Exactly repeat all the records below, omitting the images they hold.

[Dataset excerpt]
▬▬▬▬▬▬
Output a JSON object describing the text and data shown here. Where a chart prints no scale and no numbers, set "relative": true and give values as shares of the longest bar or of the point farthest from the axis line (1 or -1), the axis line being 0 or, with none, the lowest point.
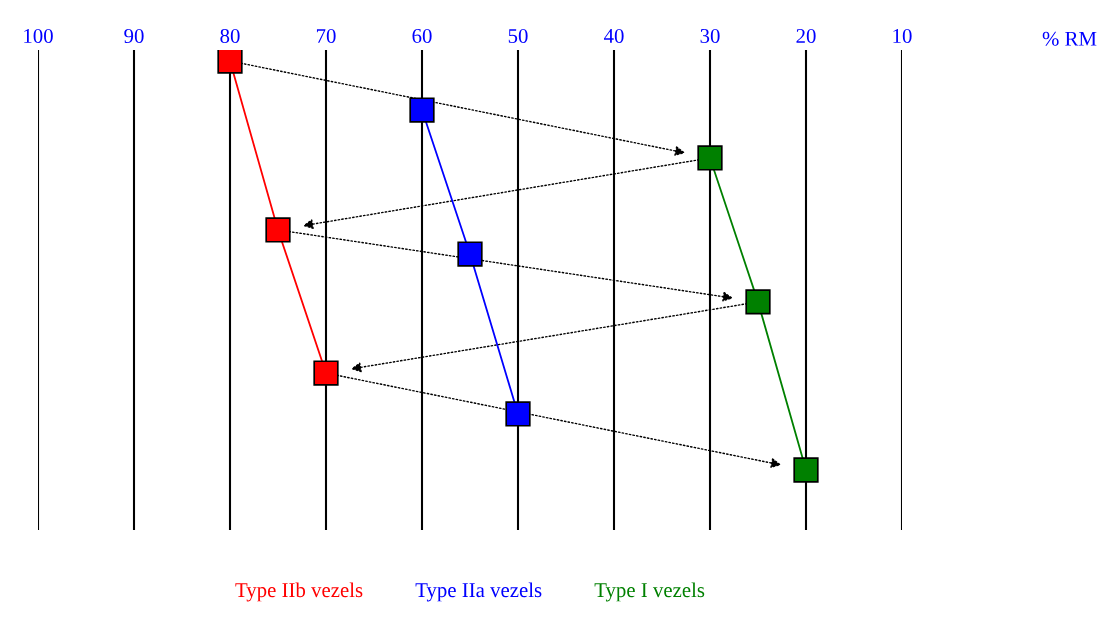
{
  "chart_data": {
    "type": "line",
    "relative": true,
    "annotations": [
      "% RM"
    ],
    "xlim": [
      100,
      10
    ],
    "xticks": [
      100,
      90,
      80,
      70,
      60,
      50,
      40,
      30,
      20,
      10
    ],
    "grid": "x",
    "legend": "bottom",
    "series": [
      {
        "name": "Type IIb vezels",
        "color": "#ff0000",
        "marker": "square",
        "x": [
          80,
          75,
          70
        ],
        "values": [
          1,
          0.587,
          0.237
        ]
      },
      {
        "name": "Type IIa vezels",
        "color": "#0000ff",
        "marker": "square",
        "x": [
          60,
          55,
          50
        ],
        "values": [
          0.88,
          0.528,
          0.137
        ]
      },
      {
        "name": "Type I vezels",
        "color": "#008000",
        "marker": "square",
        "x": [
          30,
          25,
          20
        ],
        "values": [
          0.763,
          0.411,
          0
        ]
      }
    ]
  }
}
▬▬▬▬▬▬
• _Reply_:
Output a JSON object describing the text and data shown here. Where a chart prints no scale and no numbers, set "relative": true and give values as shares of the longest bar or of the point farthest from the axis line (1 or -1), the axis line being 0 or, with none, the lowest point.
{
  "chart_data": {
    "type": "line",
    "relative": true,
    "annotations": [
      "% RM"
    ],
    "xlim": [
      100,
      10
    ],
    "xticks": [
      100,
      90,
      80,
      70,
      60,
      50,
      40,
      30,
      20,
      10
    ],
    "grid": "x",
    "legend": "bottom",
    "series": [
      {
        "name": "Type IIb vezels",
        "color": "#ff0000",
        "marker": "square",
        "x": [
          80,
          75,
          70
        ],
        "values": [
          1,
          0.587,
          0.237
        ]
      },
      {
        "name": "Type IIa vezels",
        "color": "#0000ff",
        "marker": "square",
        "x": [
          60,
          55,
          50
        ],
        "values": [
          0.88,
          0.528,
          0.137
        ]
      },
      {
        "name": "Type I vezels",
        "color": "#008000",
        "marker": "square",
        "x": [
          30,
          25,
          20
        ],
        "values": [
          0.763,
          0.411,
          0
        ]
      }
    ]
  }
}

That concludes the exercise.